═════ Provided records

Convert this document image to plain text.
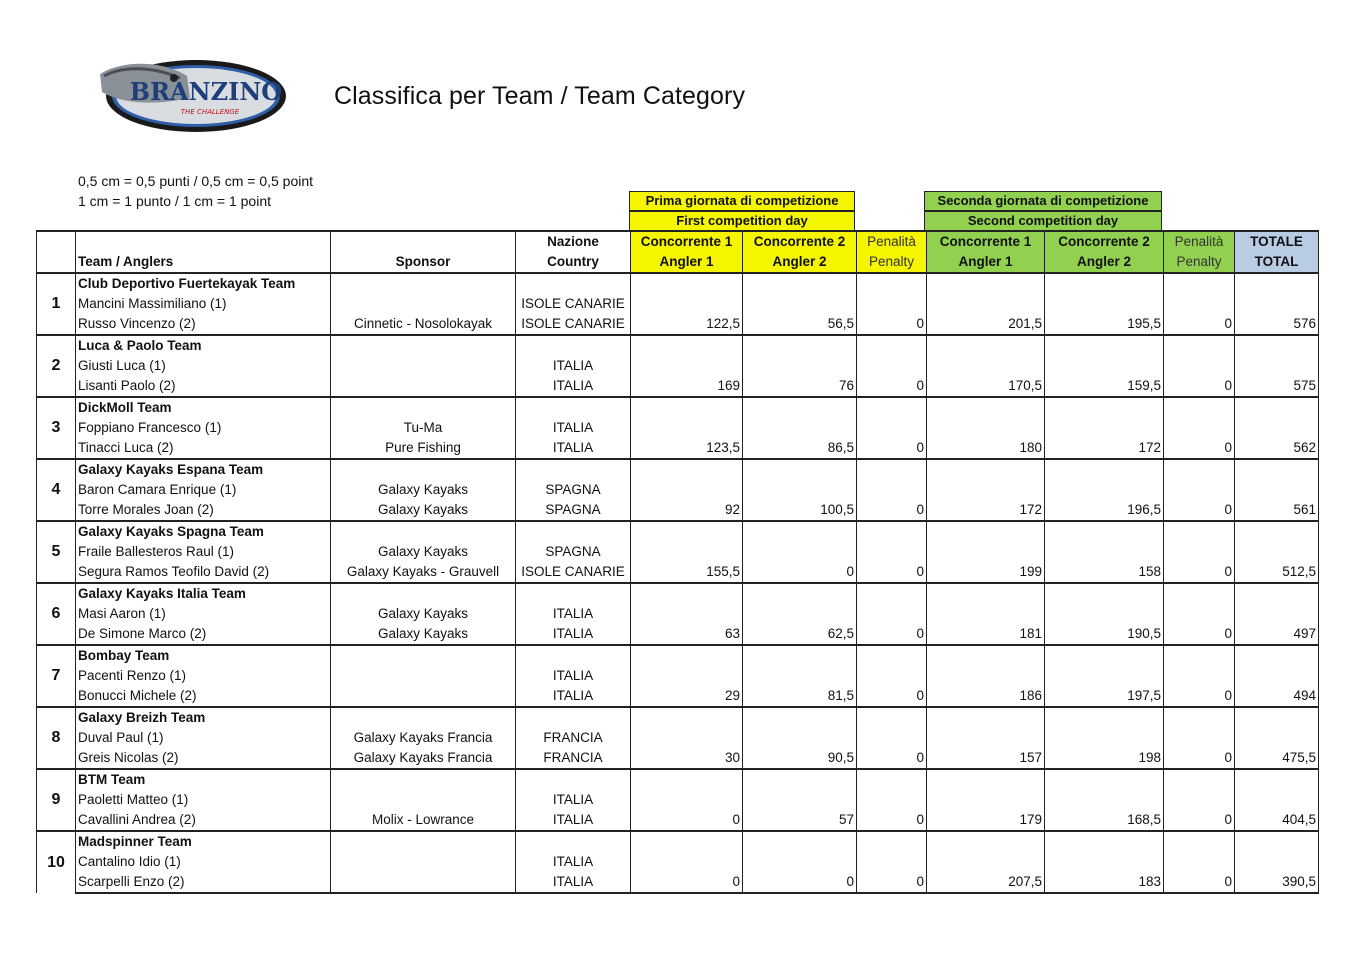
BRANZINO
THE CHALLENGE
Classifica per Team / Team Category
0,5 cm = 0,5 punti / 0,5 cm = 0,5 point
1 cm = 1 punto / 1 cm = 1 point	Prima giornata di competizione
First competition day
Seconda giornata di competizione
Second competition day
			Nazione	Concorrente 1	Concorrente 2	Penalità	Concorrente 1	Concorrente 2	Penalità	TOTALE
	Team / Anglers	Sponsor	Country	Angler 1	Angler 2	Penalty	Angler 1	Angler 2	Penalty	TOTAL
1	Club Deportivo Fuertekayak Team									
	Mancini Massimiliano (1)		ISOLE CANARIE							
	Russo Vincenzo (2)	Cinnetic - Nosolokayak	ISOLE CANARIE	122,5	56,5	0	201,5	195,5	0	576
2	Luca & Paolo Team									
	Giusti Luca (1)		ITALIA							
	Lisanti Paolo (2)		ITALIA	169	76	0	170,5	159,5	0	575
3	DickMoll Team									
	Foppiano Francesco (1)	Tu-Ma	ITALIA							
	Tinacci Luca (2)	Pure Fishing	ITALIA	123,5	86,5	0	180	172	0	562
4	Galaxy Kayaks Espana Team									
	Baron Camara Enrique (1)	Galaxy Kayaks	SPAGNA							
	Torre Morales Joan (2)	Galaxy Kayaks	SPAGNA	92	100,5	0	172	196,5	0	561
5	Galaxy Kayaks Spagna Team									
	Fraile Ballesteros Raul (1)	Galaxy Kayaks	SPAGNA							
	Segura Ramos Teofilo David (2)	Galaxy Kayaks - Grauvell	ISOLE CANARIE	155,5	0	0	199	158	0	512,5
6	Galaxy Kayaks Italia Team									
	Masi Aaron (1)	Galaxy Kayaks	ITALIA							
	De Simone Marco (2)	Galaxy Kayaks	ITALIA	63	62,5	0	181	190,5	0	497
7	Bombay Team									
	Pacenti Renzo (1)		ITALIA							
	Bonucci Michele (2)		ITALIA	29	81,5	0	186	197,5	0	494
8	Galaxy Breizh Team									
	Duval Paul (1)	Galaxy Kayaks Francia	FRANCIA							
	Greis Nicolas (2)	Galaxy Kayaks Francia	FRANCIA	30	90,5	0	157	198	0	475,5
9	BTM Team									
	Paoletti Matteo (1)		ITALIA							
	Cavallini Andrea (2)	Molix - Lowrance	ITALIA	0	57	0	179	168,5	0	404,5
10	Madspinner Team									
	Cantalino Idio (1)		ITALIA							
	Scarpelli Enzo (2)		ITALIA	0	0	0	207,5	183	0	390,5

══════════
═════ Provided records

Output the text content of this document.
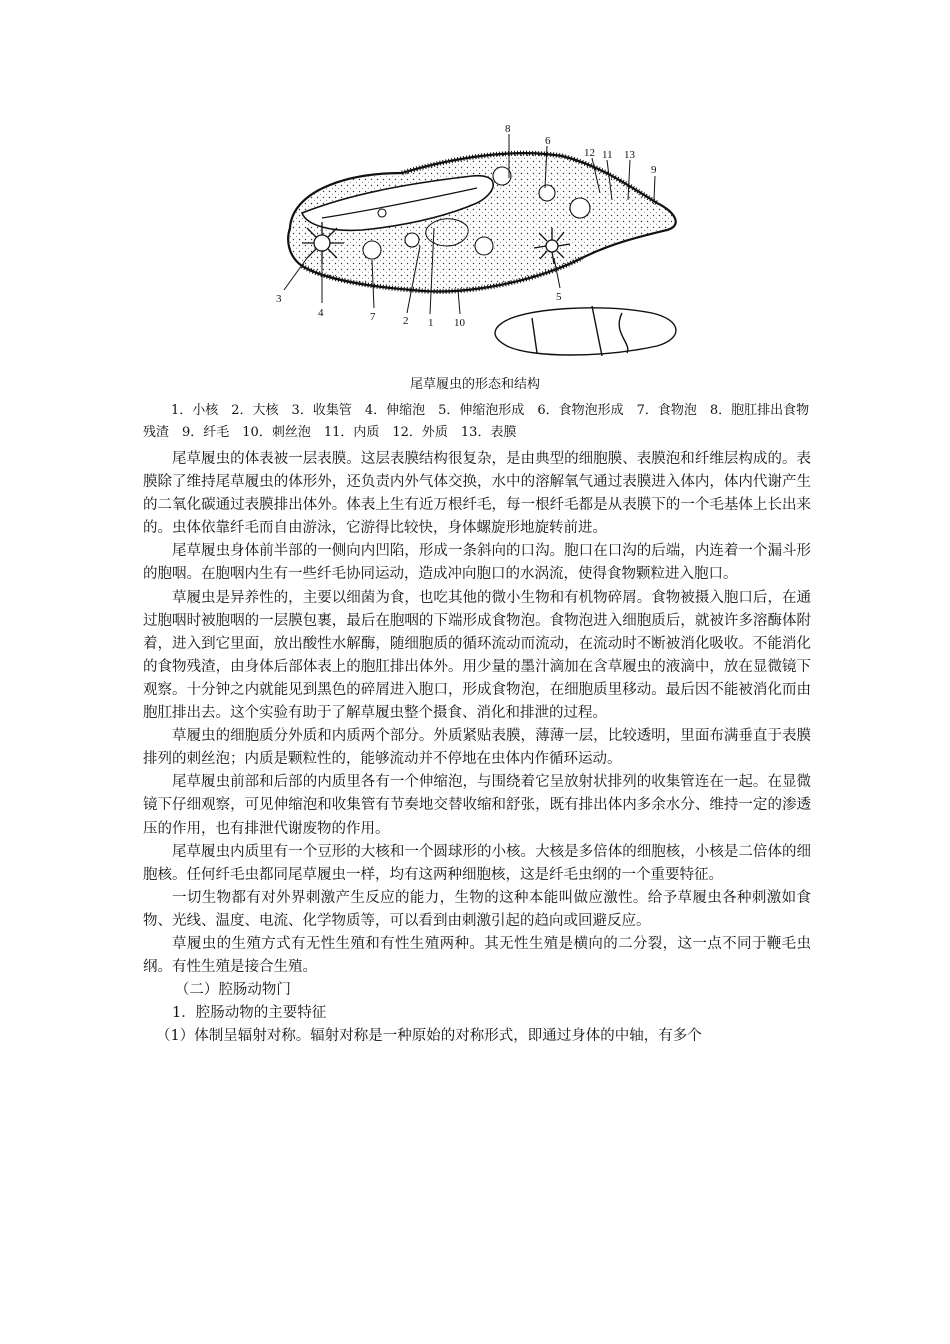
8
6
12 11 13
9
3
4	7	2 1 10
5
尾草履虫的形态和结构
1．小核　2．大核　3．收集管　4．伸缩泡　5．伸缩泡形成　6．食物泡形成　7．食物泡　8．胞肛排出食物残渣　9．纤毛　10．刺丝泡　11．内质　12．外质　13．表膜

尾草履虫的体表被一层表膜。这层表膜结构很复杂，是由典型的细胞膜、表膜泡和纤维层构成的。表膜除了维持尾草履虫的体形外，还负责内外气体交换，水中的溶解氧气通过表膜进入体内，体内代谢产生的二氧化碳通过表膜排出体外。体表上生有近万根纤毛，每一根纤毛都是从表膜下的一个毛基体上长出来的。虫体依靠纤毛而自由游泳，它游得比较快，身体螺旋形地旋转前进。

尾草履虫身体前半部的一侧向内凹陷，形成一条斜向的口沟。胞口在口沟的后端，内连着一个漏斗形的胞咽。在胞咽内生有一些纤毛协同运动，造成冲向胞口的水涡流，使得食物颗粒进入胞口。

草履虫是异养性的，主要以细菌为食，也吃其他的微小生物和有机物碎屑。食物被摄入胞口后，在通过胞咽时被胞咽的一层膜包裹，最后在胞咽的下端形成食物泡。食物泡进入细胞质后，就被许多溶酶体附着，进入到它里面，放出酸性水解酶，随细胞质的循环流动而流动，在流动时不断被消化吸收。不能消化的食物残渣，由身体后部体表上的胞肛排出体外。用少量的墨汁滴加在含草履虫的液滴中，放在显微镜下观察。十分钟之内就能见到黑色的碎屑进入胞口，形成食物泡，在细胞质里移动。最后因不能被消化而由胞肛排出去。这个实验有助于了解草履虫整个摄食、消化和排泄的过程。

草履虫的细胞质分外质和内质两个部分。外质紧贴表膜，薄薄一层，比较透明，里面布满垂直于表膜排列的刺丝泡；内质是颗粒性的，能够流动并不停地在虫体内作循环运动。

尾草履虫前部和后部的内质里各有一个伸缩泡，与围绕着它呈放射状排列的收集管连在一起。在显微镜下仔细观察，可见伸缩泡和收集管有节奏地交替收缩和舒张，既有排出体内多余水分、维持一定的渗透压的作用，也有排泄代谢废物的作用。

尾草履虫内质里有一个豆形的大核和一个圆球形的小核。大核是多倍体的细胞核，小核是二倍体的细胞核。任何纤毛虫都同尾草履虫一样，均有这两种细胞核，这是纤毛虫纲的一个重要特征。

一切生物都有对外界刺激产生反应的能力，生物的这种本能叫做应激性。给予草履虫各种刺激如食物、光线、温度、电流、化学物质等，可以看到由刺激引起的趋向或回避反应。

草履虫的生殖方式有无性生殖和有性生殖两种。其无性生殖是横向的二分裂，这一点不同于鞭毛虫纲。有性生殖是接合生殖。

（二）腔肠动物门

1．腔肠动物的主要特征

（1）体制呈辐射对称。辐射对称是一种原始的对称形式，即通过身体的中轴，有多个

══════════
═════ Provided records

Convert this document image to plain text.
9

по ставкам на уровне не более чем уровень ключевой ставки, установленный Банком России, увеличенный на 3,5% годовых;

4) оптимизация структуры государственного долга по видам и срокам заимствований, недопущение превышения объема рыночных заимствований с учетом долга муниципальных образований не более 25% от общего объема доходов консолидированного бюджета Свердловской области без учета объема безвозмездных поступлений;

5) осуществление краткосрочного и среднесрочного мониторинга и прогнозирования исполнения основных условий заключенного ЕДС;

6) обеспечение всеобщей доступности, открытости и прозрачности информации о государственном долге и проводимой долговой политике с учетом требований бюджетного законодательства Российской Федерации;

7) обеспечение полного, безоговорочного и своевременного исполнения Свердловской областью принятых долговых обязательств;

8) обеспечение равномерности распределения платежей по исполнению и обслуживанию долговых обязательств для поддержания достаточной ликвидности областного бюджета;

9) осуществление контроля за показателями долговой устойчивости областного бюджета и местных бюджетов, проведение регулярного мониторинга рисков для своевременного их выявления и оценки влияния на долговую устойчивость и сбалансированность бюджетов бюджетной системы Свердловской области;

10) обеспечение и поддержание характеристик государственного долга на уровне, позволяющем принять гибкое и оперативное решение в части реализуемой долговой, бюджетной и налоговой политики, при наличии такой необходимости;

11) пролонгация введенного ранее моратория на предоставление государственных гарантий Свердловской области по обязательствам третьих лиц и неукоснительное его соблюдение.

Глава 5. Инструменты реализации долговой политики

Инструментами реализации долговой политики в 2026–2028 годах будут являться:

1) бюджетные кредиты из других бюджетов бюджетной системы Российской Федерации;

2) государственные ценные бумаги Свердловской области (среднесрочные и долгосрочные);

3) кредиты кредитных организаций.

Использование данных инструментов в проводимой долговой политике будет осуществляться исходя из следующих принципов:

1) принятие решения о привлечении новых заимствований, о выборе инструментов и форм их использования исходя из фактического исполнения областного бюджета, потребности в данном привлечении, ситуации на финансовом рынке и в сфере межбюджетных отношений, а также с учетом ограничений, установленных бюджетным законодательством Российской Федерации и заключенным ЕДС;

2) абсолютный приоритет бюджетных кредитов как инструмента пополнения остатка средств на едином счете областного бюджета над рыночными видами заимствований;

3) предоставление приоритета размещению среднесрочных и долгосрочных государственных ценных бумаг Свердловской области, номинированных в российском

══════════

To be done:
Give the number of lines in the records that contain the string "реализации", with no other output.

Solution for this task:
2